潘汉年的一生充满了神秘的传奇色彩——这不仅是因为他在旧中国长期从事地下工作,曾参与过一些堪称影响历史进程的极其机密的活动;也因为他在50年代之初,一夜之间就由上海市副市长,变成了“暗藏在中共党内进行反革命活动的‘内奸’”、“国民党特务”和“日本特务”。也许是为了进一步澄清历史真相,还潘汉年以本来面目吧,上海人民出版社于去年(1996)年底,即潘氏诞辰90周年前夕,编辑出版了《潘汉年在上海》和《潘汉年诗文选》。前者是一部以回忆录为主的纪念性文集,共9部分,“以冀对潘汉年的活动有个立体的、全方位的反映”;后者“选编了潘汉年从1923年到1977年间著述中的代表性作品”共166篇,分诗歌、小说、杂文、论文和报告5种类型。我是今年夏天才见到这两本书的,从版权页上看,在短短几个月内,前者连印三次,印数高达2万册;而后者却仍然是第一次印刷,数量为前者的十分之一。尽管如此,我仍然更看重后者,因为它毕竟是潘氏思想感情的重要记录。

◆ **所示数据**
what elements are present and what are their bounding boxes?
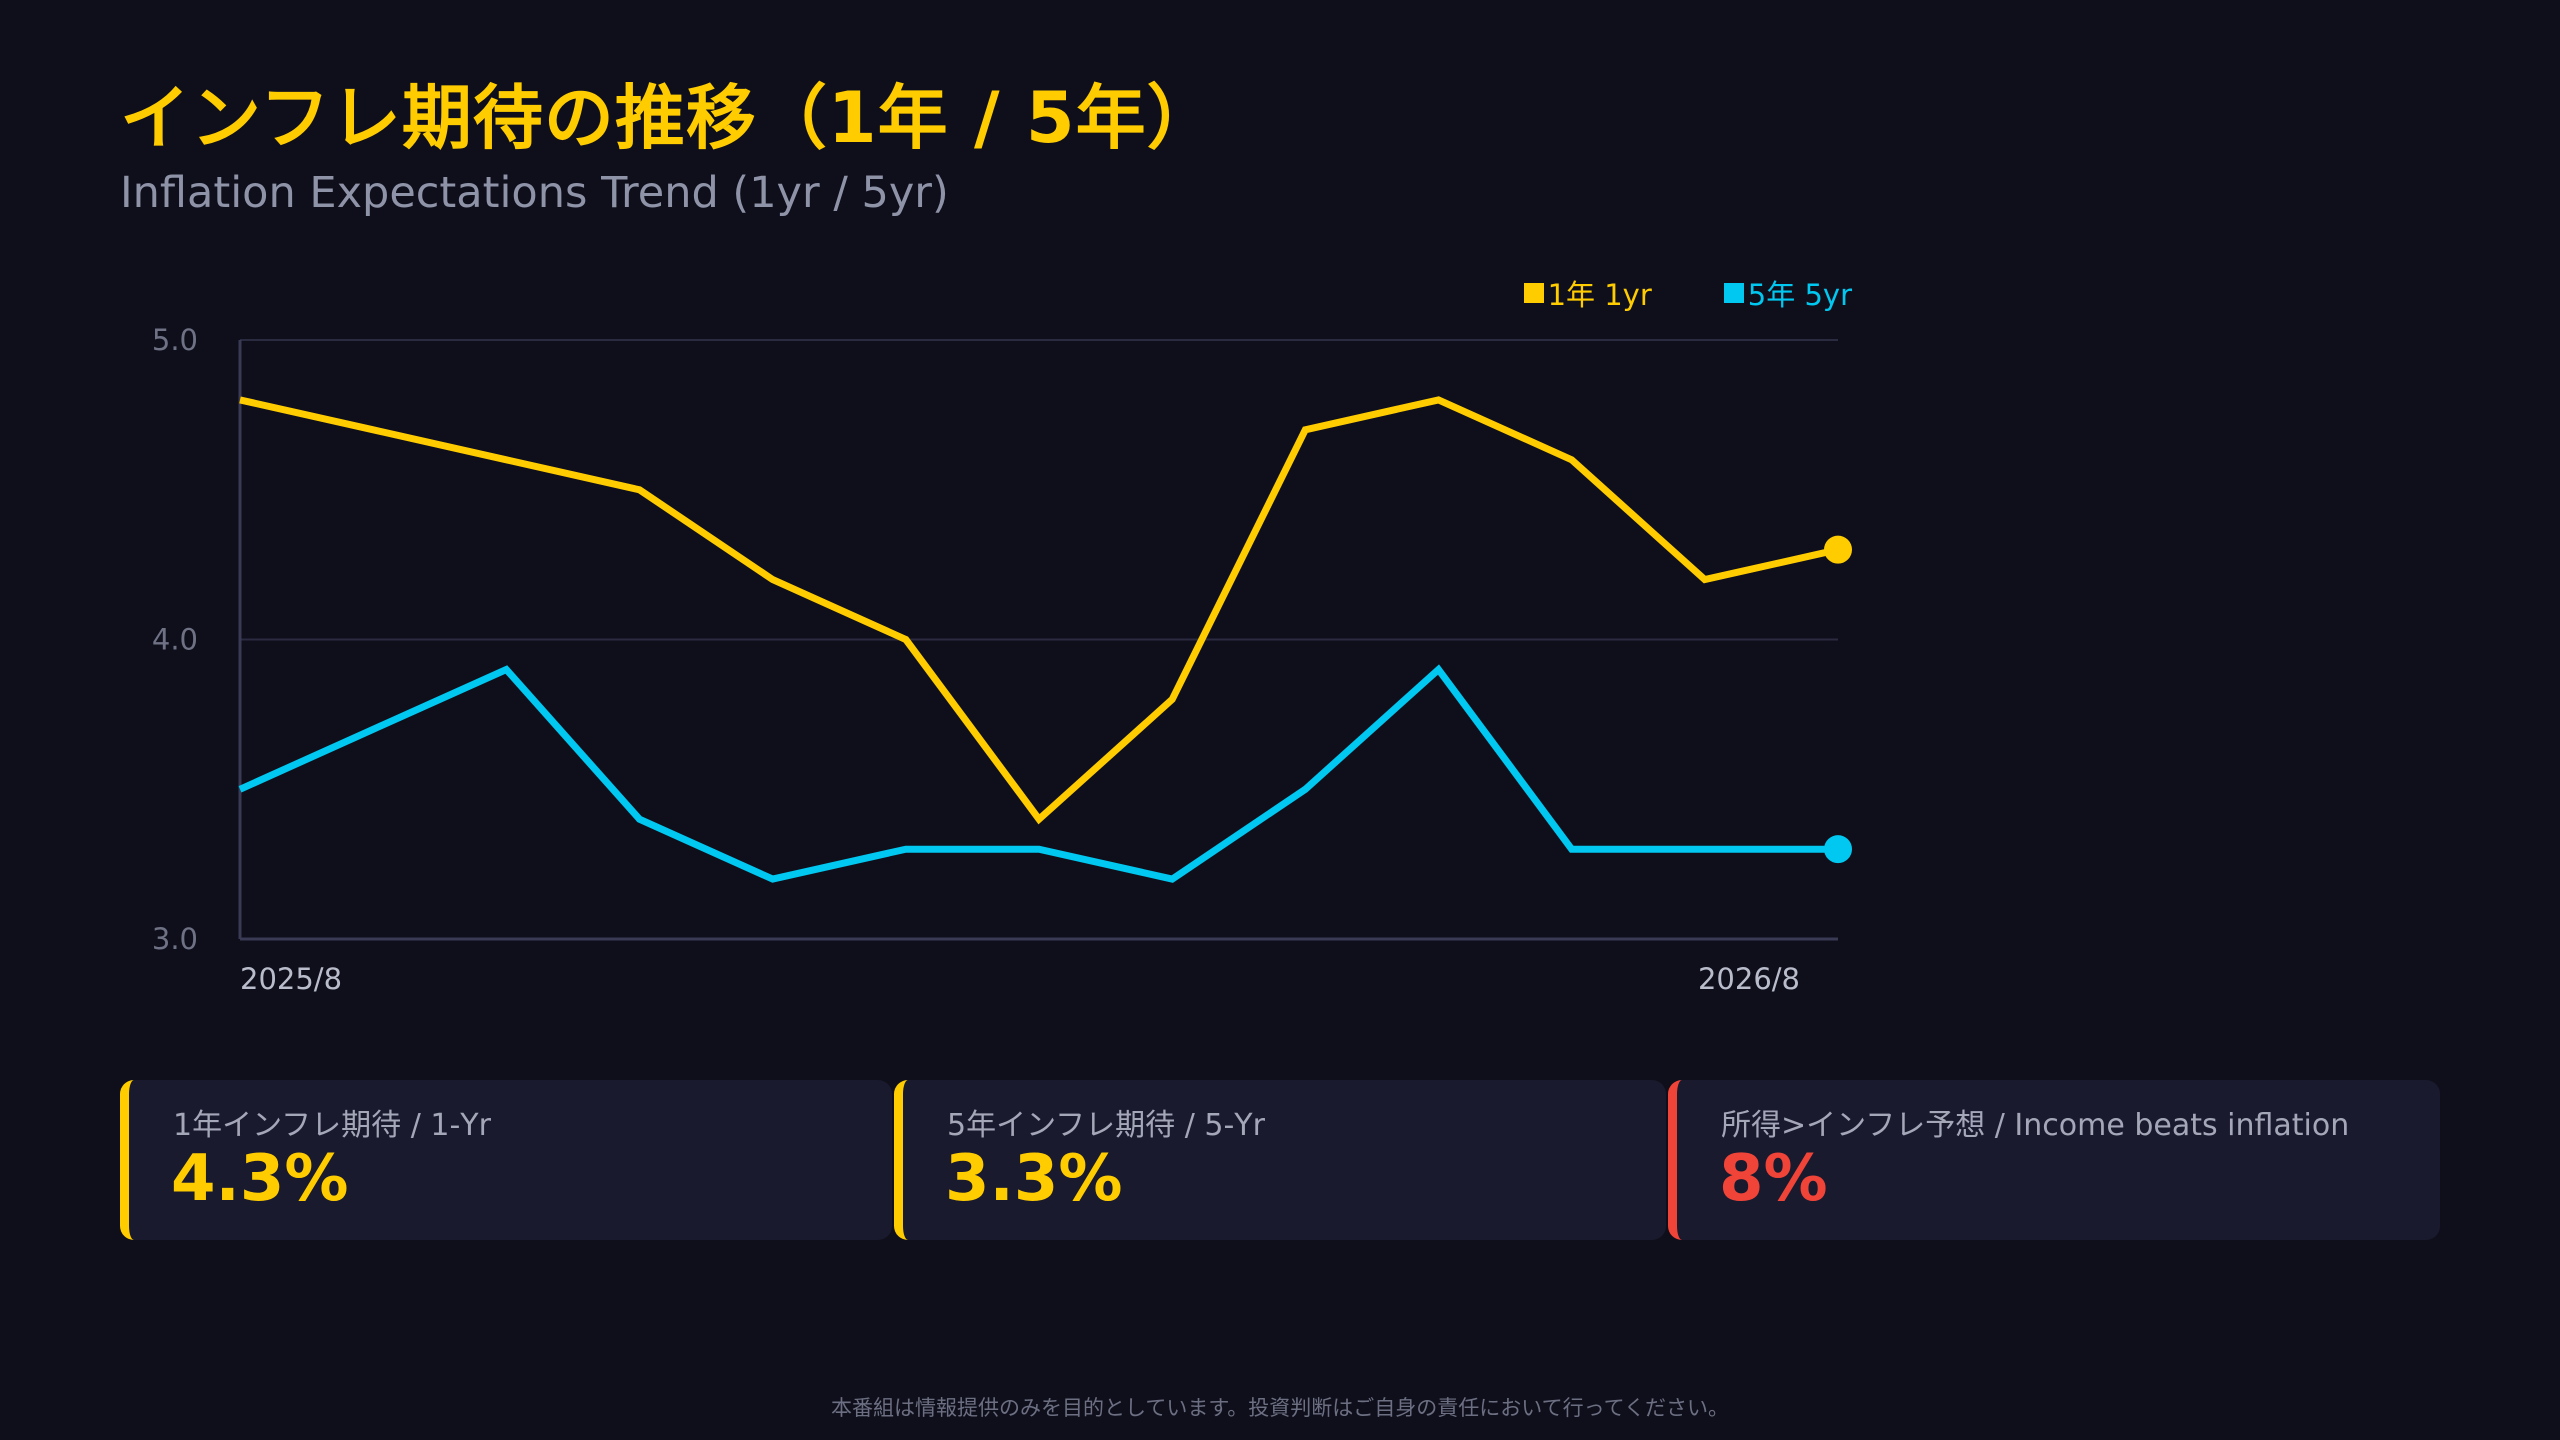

◆ **必做任务 1**
请重写选段中从“潘汉年的一生充满了神秘的传奇”到“竟是潘氏思想感情的重要记录。”之间的文字（首尾均包括在内），并用“人民文学出版社”替换其中的“上海人民出版社”。
◆ **必做任务 2**
根据选段回答下列问题：
(a) 《潘汉年诗文选》共选收多少篇作品？
(b) 《潘汉年在上海》在几个月内连印了几次？
(c) 50年代之初，潘汉年担任什么职务？
◆ **必做任务 3**
选段提到《潘汉年诗文选》的作品分为几种类型，请逐一列出。
以上各行是另外的材料，不属于选段。

◆ **结果 1**
潘汉年的一生充满了神秘的传奇色彩——这不仅是因为他在旧中国长期从事地下工作,曾参与过一些堪称影响历史进程的极其机密的活动;也因为他在50年代之初,一夜之间就由上海市副市长,变成了“暗藏在中共党内进行反革命活动的‘内奸’”、“国民党特务”和“日本特务”。也许是为了进一步澄清历史真相,还潘汉年以本来面目吧,人民文学出版社于去年(1996)年底,即潘氏诞辰90周年前夕,编辑出版了《潘汉年在上海》和《潘汉年诗文选》。前者是一部以回忆录为主的纪念性文集,共9部分,“以冀对潘汉年的活动有个立体的、全方位的反映”;后者“选编了潘汉年从1923年到1977年间著述中的代表性作品”共166篇,分诗歌、小说、杂文、论文和报告5种类型。我是今年夏天才见到这两本书的,从版权页上看,在短短几个月内,前者连印三次,印数高达2万册;而后者却仍然是第一次印刷,数量为前者的十分之一。尽管如此,我仍然更看重后者,因为它毕竟是潘氏思想感情的重要记录。

◆ **结果 2**
(a) 166篇。
(b) 三次。
(c) 上海市副市长。

◆ **结果 3**
诗歌、小说、杂文、论文、报告